▶ _Stated goal_: From the records, list as a numbered list only the lines that run from the one containing "Patent image size: (956, 677)." through the one containing "The point-of-sale system 6 is at (738, 460).". Leave out blank lines.

▶ _Data lines_:
>>>
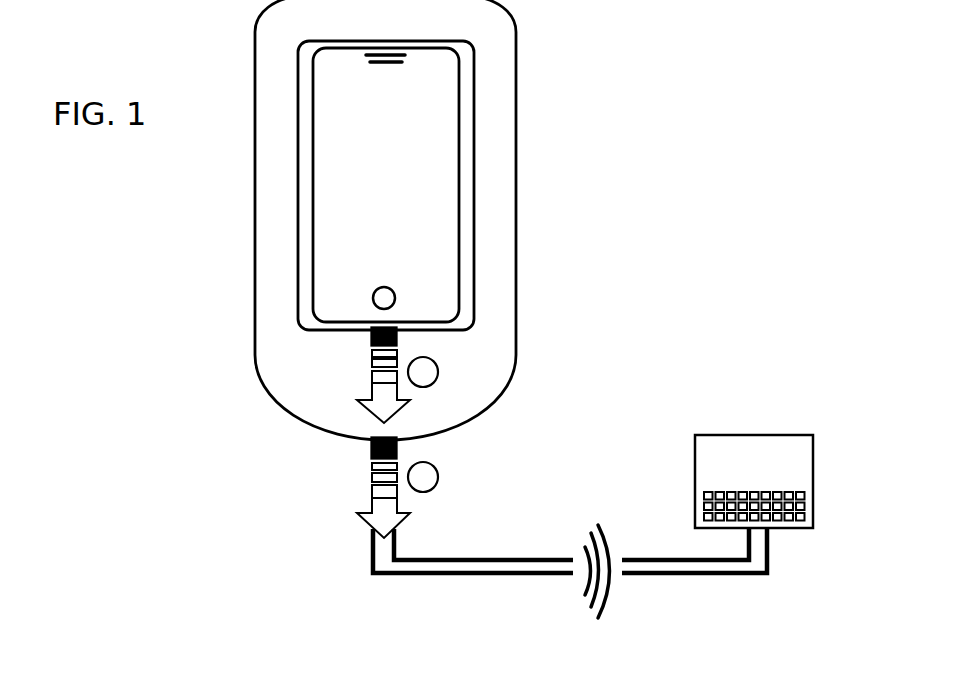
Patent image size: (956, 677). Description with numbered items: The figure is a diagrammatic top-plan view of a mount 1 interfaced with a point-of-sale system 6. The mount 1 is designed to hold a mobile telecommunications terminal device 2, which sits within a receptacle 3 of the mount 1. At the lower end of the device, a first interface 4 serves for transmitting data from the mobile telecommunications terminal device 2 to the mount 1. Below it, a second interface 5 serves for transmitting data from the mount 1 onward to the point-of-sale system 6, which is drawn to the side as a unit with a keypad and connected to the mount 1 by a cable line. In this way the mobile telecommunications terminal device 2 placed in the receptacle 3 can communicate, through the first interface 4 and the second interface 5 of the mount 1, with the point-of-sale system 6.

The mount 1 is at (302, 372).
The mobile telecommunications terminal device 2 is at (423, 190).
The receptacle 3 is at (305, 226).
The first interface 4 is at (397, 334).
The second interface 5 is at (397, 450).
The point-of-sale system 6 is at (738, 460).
<<<
>>>
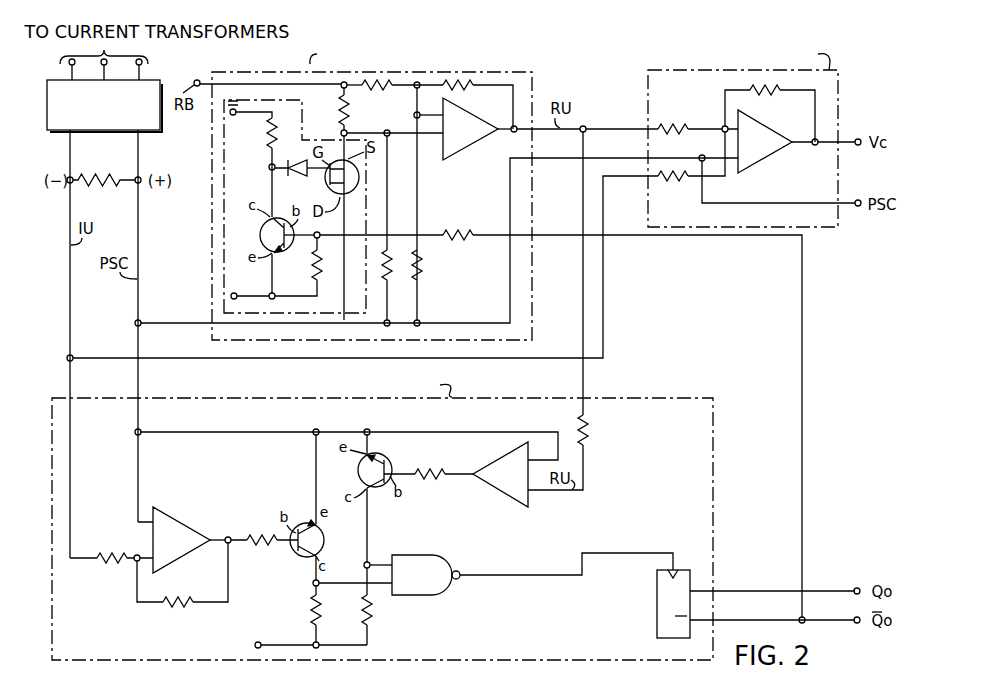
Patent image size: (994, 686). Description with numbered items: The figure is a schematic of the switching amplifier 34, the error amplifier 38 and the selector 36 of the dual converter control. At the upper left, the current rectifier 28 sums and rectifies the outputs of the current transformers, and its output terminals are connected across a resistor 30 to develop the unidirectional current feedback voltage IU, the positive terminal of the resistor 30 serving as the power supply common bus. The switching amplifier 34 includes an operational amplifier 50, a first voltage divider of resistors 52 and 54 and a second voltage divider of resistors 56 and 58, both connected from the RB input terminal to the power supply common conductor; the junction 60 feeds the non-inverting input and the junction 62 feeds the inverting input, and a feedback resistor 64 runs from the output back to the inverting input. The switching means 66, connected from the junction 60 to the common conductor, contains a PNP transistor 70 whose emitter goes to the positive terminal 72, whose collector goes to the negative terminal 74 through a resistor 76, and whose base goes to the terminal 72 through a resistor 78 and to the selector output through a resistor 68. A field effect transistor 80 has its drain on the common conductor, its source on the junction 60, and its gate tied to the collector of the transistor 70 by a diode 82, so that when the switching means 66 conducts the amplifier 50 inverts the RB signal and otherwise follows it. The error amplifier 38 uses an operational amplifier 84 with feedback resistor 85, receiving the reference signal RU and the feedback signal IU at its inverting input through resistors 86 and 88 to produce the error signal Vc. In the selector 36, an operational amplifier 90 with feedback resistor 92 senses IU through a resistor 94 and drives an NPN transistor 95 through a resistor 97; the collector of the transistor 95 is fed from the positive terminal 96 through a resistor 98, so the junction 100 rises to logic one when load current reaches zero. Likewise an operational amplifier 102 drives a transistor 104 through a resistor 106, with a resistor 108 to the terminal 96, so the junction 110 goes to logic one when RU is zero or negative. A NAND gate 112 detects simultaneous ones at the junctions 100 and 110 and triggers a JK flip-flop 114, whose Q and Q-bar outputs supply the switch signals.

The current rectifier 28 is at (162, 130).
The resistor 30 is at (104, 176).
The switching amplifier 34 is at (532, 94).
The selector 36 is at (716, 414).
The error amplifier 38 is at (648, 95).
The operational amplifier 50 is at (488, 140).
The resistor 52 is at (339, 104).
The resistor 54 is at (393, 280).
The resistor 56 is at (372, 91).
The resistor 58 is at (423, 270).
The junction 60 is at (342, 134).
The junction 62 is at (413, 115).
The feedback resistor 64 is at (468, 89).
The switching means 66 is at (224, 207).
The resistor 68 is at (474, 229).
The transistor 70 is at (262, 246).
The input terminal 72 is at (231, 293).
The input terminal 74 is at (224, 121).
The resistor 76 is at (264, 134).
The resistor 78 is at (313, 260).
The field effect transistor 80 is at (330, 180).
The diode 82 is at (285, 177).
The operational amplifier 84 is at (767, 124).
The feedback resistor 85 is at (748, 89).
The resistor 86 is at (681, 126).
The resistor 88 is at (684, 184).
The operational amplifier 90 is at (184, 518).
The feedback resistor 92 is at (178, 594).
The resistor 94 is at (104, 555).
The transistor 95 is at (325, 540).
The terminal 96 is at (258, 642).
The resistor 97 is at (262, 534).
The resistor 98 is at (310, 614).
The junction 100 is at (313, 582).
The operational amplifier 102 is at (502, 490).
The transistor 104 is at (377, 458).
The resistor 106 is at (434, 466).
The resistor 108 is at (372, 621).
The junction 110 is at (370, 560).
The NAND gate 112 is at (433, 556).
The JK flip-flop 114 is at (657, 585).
<<<
>>>
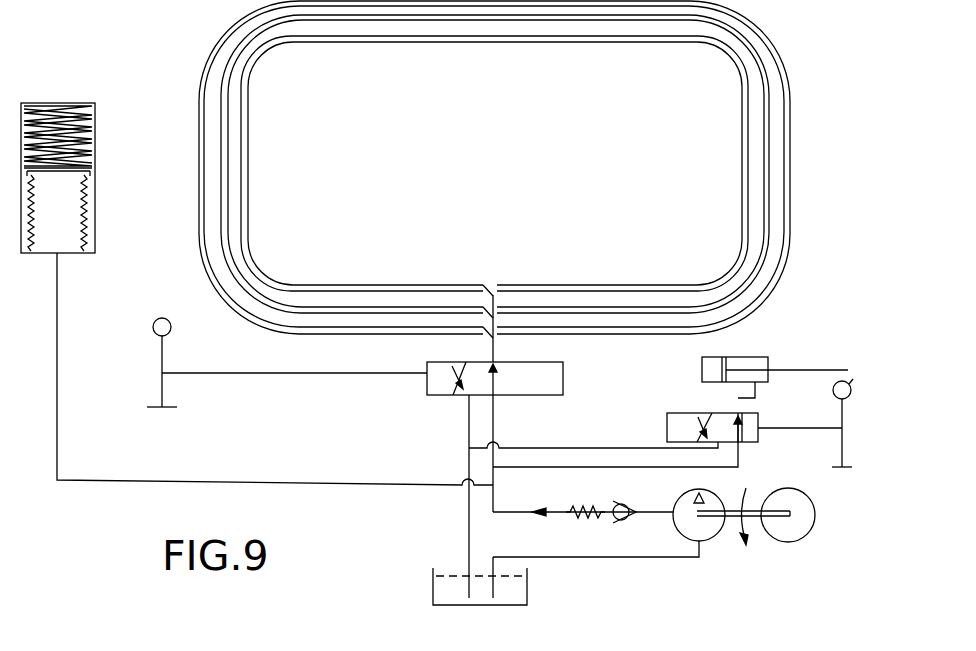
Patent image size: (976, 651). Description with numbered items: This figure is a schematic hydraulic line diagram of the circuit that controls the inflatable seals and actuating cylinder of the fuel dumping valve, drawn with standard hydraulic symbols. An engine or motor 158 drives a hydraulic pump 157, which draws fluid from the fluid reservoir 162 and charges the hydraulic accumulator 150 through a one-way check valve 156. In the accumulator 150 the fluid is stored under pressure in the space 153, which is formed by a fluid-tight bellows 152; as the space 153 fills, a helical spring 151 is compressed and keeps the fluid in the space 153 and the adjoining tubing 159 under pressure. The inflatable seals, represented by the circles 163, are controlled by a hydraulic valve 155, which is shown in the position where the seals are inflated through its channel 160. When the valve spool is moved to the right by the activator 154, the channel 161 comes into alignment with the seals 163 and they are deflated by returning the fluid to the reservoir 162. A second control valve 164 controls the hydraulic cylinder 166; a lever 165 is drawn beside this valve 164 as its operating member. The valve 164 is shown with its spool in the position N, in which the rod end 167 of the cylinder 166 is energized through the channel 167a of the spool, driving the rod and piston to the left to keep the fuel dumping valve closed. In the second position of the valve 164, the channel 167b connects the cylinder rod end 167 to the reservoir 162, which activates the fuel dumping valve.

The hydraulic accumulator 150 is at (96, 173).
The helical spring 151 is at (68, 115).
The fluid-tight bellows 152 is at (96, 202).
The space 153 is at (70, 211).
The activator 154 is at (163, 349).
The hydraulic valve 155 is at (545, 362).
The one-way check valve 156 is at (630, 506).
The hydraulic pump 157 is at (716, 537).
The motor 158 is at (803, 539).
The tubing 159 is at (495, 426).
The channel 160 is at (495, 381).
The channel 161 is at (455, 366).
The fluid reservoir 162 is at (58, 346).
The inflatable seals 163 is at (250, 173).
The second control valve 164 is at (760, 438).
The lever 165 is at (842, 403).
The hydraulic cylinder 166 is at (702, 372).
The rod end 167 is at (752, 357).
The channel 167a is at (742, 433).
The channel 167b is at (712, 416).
<<<
▶ _Final result_:
1. Patent image size: (956, 677). Description with numbered items: The figure is a diagrammatic top-plan view of a mount 1 interfaced with a point-of-sale system 6. The mount 1 is designed to hold a mobile telecommunications terminal device 2, which sits within a receptacle 3 of the mount 1. At the lower end of the device, a first interface 4 serves for transmitting data from the mobile telecommunications terminal device 2 to the mount 1. Below it, a second interface 5 serves for transmitting data from the mount 1 onward to the point-of-sale system 6, which is drawn to the side as a unit with a keypad and connected to the mount 1 by a cable line. In this way the mobile telecommunications terminal device 2 placed in the receptacle 3 can communicate, through the first interface 4 and the second interface 5 of the mount 1, with the point-of-sale system 6.
2. The mount 1 is at (302, 372).
3. The mobile telecommunications terminal device 2 is at (423, 190).
4. The receptacle 3 is at (305, 226).
5. The first interface 4 is at (397, 334).
6. The second interface 5 is at (397, 450).
7. The point-of-sale system 6 is at (738, 460).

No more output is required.